### THE EXERCISE
Search the material below for the word "this" and copy every line in which it occurs.

### ENTRIES SHOWN
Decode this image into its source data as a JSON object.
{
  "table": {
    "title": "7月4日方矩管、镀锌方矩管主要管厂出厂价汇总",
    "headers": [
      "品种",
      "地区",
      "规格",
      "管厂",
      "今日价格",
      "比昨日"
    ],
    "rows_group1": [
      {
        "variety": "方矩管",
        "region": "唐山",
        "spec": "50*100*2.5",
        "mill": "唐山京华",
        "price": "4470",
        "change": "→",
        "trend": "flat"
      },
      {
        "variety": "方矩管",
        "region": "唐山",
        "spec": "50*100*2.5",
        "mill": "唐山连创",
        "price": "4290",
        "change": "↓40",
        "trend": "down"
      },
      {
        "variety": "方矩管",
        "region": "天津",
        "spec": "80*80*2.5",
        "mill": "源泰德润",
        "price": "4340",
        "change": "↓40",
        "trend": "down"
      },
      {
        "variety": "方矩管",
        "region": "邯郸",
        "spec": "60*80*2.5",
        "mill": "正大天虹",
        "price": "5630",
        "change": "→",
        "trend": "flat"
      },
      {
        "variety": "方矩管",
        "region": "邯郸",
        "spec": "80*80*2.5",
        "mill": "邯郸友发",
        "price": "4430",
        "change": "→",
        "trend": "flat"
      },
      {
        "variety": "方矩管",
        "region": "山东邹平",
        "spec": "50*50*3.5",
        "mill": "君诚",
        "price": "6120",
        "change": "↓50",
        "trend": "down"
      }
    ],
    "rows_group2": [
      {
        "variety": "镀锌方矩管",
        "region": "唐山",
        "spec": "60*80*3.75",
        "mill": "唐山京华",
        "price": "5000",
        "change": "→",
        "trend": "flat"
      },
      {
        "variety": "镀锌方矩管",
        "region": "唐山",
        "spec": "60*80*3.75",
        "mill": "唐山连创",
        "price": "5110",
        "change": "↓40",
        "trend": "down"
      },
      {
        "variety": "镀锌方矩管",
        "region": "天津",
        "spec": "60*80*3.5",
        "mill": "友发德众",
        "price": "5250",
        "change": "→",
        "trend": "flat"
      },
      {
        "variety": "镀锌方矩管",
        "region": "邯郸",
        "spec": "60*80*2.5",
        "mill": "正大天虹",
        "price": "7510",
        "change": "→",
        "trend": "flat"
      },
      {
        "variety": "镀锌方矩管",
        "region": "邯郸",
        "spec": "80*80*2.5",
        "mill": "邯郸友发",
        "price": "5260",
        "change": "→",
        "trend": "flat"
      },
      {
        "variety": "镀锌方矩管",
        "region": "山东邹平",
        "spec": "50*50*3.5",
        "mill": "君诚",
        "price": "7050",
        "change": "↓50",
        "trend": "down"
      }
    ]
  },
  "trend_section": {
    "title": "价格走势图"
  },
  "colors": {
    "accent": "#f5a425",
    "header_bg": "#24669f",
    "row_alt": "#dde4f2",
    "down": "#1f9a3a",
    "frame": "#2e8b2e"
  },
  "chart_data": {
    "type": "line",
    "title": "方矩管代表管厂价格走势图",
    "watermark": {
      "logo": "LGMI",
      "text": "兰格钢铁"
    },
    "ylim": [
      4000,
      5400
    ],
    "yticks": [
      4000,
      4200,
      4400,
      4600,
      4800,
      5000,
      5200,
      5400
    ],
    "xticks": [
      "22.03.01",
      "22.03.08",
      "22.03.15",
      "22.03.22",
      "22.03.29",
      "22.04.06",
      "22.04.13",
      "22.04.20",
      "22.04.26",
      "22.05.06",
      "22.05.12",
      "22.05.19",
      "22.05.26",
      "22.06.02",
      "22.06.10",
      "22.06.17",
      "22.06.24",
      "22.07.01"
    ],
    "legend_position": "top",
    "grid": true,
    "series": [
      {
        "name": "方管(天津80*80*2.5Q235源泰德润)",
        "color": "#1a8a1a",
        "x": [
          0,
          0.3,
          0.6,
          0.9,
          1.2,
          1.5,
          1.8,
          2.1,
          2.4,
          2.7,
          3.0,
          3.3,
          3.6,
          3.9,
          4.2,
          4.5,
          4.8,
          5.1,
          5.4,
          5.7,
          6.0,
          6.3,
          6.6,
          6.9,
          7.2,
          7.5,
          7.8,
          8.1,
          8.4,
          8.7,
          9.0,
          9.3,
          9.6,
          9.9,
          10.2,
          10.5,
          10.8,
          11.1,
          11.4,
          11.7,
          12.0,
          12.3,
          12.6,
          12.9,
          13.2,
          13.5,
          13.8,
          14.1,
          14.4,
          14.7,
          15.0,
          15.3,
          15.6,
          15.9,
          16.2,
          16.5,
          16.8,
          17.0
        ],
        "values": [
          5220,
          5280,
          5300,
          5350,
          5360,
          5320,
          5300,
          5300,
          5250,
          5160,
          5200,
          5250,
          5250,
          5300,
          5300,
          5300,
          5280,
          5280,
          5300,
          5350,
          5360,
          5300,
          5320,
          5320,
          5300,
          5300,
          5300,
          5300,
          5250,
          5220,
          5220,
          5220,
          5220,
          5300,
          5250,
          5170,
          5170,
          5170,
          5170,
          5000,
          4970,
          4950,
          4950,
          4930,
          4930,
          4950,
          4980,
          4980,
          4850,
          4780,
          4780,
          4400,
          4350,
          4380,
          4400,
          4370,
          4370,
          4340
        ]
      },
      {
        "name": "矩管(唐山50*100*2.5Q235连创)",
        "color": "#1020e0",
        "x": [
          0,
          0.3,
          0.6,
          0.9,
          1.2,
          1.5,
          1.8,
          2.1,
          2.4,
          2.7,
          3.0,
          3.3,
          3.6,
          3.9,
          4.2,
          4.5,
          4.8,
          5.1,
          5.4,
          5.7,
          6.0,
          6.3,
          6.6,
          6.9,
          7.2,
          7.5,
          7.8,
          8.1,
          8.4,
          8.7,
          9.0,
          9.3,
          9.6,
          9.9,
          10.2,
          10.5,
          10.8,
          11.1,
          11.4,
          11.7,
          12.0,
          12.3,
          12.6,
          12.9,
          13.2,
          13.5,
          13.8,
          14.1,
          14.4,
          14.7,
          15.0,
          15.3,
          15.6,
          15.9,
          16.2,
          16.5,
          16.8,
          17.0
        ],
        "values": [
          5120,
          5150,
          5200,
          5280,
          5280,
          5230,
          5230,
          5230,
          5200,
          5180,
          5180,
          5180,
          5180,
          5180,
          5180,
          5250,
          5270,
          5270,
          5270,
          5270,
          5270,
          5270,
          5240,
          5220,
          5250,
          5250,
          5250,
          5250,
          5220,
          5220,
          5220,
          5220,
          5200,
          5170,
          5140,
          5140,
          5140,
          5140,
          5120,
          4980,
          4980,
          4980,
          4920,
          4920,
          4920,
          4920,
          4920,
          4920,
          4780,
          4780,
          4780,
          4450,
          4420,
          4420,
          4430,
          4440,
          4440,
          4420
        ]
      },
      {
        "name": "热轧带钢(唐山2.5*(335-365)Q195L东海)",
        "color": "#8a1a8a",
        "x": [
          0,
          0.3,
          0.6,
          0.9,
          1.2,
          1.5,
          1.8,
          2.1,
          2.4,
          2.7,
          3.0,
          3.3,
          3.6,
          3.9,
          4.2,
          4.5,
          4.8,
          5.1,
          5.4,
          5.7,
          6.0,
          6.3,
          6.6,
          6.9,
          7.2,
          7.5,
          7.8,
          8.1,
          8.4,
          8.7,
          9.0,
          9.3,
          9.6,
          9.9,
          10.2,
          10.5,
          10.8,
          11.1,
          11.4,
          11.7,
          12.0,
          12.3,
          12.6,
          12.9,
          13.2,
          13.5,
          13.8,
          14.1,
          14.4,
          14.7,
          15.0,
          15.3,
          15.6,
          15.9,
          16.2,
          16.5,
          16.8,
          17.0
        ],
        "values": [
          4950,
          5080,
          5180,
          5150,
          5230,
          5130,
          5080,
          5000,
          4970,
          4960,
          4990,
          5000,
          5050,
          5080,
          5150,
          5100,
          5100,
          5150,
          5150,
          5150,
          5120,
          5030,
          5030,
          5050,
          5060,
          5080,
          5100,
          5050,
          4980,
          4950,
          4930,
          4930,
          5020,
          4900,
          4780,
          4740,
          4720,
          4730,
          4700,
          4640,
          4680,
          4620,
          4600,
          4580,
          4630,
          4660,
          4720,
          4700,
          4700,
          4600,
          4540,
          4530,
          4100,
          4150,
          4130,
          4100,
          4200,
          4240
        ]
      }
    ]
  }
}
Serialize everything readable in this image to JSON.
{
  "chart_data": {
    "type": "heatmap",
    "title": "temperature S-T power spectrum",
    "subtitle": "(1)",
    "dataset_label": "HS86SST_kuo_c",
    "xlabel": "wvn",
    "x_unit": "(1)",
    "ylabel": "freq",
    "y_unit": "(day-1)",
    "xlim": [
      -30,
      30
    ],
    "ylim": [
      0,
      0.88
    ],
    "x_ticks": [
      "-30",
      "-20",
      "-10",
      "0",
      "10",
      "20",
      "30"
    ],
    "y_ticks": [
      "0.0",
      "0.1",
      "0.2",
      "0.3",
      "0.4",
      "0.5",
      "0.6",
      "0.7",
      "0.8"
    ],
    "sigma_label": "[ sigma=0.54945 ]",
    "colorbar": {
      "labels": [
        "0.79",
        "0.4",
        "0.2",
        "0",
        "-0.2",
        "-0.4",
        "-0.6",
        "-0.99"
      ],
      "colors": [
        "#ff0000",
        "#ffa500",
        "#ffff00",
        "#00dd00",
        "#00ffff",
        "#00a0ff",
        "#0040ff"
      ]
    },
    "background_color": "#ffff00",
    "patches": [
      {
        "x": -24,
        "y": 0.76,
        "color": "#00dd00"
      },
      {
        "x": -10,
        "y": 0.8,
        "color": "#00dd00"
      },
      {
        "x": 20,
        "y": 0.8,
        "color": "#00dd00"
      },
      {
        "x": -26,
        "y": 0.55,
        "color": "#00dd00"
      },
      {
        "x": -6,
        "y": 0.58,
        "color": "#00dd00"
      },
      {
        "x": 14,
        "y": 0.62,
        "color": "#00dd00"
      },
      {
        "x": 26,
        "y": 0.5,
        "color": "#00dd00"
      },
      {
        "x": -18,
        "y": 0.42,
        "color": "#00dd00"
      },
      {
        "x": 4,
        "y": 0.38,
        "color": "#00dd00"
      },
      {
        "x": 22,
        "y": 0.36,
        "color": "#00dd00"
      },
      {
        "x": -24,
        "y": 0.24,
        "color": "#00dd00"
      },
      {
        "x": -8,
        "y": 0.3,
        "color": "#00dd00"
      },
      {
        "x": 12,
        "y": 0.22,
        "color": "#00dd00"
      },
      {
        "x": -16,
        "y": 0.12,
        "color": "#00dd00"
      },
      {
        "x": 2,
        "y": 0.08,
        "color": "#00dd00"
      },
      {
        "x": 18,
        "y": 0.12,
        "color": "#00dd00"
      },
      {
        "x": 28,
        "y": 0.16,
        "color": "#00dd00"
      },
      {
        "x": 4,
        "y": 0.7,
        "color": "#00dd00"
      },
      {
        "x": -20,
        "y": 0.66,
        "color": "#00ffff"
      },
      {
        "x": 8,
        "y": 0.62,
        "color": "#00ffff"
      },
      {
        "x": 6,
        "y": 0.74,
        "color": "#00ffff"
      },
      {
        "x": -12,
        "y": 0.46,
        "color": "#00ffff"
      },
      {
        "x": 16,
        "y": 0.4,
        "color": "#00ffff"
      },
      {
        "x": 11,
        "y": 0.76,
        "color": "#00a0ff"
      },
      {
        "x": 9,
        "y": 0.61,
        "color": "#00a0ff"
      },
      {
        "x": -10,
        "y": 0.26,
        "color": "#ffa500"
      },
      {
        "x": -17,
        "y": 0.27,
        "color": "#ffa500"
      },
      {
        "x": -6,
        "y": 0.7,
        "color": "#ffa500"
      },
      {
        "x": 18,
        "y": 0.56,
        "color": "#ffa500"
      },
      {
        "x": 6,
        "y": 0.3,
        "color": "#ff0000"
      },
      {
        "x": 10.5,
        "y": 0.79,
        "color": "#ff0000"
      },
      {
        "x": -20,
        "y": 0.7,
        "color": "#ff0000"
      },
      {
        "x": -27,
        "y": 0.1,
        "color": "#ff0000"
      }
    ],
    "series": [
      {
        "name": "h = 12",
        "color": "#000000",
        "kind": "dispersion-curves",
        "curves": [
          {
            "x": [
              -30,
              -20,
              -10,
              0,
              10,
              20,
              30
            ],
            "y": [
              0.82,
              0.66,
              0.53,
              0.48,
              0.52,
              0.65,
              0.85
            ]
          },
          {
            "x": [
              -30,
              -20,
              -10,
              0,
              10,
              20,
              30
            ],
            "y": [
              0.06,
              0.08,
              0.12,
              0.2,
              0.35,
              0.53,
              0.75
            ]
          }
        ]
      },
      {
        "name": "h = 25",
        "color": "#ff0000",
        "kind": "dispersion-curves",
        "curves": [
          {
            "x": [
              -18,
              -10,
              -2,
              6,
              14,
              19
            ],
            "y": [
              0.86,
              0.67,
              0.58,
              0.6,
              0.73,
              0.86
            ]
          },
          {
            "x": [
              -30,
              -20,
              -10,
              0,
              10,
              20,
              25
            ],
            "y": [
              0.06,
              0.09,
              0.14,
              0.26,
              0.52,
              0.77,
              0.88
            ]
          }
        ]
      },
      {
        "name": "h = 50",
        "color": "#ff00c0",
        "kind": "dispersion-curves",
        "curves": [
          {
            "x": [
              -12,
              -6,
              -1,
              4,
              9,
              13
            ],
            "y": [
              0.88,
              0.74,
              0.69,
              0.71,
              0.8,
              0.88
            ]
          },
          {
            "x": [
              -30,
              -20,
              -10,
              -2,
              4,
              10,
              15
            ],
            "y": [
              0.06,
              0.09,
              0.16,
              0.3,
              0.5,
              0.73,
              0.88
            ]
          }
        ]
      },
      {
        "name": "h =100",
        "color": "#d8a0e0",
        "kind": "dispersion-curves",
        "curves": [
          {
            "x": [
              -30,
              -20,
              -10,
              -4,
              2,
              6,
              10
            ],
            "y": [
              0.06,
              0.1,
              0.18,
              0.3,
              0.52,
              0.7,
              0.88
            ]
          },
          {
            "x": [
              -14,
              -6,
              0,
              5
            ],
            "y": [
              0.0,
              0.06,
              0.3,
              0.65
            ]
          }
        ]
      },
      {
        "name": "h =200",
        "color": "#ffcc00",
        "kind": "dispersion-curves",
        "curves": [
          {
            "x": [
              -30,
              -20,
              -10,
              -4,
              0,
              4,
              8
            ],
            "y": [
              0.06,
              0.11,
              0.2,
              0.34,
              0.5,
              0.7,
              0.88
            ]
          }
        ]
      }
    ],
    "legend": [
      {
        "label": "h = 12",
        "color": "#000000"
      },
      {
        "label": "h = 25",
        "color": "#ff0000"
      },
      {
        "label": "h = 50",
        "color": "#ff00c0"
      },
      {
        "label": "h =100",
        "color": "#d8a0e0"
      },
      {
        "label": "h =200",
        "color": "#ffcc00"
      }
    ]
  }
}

### WRITTEN RESPONSE
Decode this image into its source data as a JSON object.
Serialize everything readable in this image to JSON.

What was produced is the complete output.